Saved data entries:
########################################

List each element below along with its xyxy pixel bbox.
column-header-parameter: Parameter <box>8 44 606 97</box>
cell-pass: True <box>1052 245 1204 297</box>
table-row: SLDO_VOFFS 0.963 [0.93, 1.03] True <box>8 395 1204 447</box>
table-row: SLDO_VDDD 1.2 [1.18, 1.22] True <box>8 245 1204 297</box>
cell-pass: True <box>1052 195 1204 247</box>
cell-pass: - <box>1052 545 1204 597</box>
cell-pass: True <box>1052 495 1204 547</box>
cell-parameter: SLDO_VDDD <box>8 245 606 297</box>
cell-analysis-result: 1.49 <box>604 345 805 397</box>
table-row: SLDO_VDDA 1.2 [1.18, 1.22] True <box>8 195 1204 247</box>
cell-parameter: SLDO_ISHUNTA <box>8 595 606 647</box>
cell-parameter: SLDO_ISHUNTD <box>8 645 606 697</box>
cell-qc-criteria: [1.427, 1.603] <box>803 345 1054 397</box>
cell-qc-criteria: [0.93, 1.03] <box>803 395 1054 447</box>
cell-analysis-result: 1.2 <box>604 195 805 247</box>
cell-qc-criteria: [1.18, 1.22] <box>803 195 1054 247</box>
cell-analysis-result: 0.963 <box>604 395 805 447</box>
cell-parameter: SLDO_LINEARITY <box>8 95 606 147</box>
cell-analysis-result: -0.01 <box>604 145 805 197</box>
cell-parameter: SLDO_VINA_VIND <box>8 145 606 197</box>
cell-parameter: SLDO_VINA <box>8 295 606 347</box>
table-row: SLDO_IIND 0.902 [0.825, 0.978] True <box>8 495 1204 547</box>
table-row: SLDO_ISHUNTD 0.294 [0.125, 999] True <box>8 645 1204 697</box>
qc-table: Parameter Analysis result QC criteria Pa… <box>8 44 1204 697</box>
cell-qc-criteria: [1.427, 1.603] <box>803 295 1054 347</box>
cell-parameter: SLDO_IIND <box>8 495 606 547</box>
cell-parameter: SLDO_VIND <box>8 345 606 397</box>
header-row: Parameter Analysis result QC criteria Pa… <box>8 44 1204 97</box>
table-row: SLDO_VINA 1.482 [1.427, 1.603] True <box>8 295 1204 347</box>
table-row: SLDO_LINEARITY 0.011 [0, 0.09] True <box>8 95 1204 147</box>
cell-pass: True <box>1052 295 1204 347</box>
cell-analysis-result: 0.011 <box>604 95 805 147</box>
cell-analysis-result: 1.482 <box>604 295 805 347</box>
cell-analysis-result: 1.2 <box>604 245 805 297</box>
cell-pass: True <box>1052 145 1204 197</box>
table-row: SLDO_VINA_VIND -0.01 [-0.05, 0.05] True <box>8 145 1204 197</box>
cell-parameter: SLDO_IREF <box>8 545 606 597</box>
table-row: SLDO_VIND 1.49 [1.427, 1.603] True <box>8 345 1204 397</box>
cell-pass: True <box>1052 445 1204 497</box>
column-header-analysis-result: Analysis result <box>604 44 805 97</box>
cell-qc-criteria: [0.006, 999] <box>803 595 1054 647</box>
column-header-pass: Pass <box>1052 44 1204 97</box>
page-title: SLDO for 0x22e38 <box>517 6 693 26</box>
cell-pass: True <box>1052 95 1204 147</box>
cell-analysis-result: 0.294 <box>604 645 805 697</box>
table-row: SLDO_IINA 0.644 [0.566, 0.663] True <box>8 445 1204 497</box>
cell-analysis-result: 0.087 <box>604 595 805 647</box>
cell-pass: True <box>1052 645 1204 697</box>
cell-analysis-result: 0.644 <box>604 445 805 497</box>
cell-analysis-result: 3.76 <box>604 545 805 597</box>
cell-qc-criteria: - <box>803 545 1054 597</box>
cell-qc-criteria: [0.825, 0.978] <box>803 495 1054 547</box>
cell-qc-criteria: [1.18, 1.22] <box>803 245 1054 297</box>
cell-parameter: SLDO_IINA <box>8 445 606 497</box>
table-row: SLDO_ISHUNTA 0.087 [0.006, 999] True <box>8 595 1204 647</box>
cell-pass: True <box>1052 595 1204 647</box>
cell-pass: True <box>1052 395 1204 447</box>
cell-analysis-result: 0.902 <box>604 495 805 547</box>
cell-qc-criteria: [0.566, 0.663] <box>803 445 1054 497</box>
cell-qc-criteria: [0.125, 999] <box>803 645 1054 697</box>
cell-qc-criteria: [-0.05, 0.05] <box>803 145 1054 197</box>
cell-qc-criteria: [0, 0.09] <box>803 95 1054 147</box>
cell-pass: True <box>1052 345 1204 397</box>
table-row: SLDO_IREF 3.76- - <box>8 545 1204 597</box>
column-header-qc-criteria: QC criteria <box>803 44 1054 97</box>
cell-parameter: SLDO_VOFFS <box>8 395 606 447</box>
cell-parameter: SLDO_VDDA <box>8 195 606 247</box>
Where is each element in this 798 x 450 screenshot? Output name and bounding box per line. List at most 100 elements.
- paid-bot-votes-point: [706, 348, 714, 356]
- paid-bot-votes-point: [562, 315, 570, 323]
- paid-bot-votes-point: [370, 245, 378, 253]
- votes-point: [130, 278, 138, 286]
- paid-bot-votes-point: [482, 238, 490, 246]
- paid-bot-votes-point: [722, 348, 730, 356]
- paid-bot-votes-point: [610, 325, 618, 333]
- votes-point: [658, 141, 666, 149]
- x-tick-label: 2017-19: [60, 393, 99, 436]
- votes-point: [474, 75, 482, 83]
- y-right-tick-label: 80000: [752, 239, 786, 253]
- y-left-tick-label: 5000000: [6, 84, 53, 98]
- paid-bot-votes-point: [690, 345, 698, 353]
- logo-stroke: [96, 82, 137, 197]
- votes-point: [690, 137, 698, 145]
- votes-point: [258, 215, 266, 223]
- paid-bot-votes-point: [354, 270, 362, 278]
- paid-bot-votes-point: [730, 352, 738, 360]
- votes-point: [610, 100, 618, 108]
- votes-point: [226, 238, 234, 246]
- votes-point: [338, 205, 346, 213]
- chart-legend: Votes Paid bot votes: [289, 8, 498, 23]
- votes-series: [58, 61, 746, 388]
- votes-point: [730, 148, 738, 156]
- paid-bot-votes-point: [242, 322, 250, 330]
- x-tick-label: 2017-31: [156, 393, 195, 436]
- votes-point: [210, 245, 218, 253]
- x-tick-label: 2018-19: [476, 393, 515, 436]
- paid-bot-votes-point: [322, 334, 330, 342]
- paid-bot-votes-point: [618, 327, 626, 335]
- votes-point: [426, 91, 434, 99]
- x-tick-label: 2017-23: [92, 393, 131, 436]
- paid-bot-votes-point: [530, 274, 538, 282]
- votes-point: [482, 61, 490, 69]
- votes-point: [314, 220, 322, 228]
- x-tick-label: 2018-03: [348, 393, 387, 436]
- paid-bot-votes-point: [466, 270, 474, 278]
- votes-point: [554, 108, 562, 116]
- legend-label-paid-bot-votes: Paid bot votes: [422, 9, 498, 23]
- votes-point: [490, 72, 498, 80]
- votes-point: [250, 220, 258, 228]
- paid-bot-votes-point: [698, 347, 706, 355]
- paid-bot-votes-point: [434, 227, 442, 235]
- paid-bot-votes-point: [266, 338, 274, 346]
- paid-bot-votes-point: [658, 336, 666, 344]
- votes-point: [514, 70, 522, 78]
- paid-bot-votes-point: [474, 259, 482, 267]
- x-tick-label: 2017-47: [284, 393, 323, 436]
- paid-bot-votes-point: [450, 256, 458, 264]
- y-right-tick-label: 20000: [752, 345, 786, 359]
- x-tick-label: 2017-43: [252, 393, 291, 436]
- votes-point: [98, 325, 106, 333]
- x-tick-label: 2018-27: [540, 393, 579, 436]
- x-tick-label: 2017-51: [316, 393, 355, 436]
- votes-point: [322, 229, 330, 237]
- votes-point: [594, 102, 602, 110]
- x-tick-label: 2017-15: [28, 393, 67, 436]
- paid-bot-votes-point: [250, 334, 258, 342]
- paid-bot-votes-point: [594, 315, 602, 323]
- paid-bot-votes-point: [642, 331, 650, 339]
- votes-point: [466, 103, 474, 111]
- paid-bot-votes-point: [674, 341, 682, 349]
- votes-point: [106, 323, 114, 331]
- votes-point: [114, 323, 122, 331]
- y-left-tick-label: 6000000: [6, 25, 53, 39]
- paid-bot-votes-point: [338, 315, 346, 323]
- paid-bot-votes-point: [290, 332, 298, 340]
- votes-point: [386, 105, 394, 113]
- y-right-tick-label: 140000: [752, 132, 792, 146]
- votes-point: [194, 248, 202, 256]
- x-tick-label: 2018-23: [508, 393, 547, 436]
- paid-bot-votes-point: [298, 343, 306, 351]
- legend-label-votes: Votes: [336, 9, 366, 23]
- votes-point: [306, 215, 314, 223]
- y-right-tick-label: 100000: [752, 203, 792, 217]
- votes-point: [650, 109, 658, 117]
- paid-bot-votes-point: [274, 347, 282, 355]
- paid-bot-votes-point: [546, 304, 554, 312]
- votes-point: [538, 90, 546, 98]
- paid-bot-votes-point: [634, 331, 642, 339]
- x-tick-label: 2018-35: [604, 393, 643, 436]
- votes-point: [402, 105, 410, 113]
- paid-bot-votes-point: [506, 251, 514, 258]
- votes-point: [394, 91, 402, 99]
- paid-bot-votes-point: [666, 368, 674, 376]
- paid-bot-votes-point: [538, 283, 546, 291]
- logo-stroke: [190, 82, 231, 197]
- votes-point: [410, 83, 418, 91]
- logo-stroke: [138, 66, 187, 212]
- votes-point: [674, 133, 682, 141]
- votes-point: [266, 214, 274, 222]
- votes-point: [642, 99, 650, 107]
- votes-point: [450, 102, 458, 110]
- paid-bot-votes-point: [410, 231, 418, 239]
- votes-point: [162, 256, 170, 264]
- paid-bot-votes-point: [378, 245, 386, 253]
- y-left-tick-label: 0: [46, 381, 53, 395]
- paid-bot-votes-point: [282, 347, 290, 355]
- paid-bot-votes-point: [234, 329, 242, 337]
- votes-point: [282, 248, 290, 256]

########################################

> [Problem description]: Reproduce the records line for line, beginning with their very first line and stopping after the line that contains "table-row: SLDO_VDDD 1.2".

> [Response]:
List each element below along with its xyxy pixel bbox.
column-header-parameter: Parameter <box>8 44 606 97</box>
cell-pass: True <box>1052 245 1204 297</box>
table-row: SLDO_VOFFS 0.963 [0.93, 1.03] True <box>8 395 1204 447</box>
table-row: SLDO_VDDD 1.2 [1.18, 1.22] True <box>8 245 1204 297</box>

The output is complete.